● WHAT IS ASKED:
Out of all the lines below, count those with the word "krátke". Give the number only.

┄┄┄┄┄┄┄┄┄┄┄┄┄┄┄┄┄┄┄┄

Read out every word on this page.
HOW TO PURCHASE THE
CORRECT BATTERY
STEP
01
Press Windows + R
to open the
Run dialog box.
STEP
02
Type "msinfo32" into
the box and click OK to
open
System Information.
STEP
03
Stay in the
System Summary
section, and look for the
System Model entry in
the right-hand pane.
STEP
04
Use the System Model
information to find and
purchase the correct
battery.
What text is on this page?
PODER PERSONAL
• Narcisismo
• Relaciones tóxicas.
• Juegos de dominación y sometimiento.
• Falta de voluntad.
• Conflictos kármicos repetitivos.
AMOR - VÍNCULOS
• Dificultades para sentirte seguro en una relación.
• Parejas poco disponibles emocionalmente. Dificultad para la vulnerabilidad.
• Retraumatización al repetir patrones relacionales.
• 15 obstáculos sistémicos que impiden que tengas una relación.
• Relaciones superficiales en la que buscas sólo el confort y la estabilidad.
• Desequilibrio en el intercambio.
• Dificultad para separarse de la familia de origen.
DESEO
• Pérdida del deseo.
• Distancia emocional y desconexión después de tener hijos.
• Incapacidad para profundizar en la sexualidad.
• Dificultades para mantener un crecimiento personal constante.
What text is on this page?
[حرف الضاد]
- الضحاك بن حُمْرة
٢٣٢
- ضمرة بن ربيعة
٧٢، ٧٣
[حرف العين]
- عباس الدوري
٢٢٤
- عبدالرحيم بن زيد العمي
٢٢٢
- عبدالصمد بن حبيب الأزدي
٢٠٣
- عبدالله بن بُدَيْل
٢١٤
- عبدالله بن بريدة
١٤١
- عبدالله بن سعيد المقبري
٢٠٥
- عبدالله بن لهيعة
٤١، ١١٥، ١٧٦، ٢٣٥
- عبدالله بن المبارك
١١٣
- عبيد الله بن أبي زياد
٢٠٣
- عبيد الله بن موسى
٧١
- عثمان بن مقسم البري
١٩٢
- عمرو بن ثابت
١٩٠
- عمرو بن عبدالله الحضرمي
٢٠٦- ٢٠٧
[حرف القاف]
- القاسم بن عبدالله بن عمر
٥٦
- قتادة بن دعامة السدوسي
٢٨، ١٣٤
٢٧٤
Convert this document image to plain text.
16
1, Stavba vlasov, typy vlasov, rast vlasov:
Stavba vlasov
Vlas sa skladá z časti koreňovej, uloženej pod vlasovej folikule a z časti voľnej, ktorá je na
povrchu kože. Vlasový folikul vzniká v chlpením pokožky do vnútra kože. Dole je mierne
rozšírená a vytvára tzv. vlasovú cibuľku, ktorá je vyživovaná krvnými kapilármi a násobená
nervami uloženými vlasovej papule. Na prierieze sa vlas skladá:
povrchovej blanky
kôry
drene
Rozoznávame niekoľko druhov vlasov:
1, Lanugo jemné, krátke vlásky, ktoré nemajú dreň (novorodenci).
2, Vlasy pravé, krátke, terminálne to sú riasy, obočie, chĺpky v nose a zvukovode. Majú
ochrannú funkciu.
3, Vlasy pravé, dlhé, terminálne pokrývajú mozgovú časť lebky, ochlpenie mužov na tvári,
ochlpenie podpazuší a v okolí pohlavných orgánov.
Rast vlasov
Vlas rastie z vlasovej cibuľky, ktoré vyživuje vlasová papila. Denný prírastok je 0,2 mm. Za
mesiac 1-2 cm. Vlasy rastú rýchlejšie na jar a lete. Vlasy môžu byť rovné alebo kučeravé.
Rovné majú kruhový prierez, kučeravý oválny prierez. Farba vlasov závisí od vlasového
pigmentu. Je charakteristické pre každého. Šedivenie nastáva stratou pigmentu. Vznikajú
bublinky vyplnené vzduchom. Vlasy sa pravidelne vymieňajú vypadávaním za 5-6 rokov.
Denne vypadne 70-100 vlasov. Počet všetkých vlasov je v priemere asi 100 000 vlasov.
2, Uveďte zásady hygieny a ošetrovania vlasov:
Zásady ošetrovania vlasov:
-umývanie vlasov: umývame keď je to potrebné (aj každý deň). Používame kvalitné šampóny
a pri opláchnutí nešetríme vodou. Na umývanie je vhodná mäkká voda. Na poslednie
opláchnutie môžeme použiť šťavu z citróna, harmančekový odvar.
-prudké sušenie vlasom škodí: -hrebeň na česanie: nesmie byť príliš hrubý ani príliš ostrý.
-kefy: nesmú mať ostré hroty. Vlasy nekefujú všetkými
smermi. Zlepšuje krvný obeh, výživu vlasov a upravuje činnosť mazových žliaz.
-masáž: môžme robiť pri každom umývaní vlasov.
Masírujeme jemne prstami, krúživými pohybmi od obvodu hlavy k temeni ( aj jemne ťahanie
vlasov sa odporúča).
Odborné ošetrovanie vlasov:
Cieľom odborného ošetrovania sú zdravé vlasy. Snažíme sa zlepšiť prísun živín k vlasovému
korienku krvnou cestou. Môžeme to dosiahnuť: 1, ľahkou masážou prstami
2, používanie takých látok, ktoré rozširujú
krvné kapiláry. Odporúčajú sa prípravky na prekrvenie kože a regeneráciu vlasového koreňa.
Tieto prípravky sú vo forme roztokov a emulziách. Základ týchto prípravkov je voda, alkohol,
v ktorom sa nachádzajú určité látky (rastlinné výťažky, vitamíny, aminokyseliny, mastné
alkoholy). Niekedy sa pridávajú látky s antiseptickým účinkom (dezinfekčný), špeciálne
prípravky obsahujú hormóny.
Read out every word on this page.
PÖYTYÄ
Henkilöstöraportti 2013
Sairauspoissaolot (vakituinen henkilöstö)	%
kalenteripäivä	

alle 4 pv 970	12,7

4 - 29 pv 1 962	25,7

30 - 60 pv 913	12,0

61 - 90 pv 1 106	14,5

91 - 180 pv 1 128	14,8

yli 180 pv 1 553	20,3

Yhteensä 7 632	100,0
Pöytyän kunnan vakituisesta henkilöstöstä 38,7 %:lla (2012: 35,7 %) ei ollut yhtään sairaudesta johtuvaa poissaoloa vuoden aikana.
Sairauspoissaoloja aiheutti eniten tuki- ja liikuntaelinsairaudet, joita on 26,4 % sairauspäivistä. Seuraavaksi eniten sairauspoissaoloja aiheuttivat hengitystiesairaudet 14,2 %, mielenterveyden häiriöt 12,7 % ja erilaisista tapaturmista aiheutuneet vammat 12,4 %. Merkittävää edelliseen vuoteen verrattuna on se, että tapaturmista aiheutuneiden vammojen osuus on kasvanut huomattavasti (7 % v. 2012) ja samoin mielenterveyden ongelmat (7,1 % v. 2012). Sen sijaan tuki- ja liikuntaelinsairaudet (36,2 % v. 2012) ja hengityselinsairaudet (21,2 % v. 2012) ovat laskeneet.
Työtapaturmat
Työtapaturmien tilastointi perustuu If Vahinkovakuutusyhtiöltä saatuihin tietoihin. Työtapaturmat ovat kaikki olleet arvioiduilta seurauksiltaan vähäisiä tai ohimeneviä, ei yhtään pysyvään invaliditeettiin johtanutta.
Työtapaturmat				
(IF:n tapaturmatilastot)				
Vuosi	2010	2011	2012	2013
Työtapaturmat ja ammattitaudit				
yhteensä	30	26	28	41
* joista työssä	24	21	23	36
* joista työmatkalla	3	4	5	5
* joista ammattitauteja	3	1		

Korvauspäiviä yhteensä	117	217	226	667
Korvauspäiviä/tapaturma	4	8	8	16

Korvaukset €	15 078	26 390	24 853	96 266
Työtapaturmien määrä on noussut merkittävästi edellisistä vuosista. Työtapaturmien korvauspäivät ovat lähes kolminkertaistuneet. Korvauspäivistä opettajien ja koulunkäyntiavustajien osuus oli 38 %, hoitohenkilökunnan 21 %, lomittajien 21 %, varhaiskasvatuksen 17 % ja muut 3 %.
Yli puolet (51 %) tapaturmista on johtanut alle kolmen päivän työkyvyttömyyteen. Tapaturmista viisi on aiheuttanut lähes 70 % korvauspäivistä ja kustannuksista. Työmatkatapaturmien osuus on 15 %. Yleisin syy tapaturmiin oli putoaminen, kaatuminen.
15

┄┄┄┄┄┄┄┄┄┄┄┄┄┄┄┄┄┄┄┄

● WRITTEN ANSWER:
2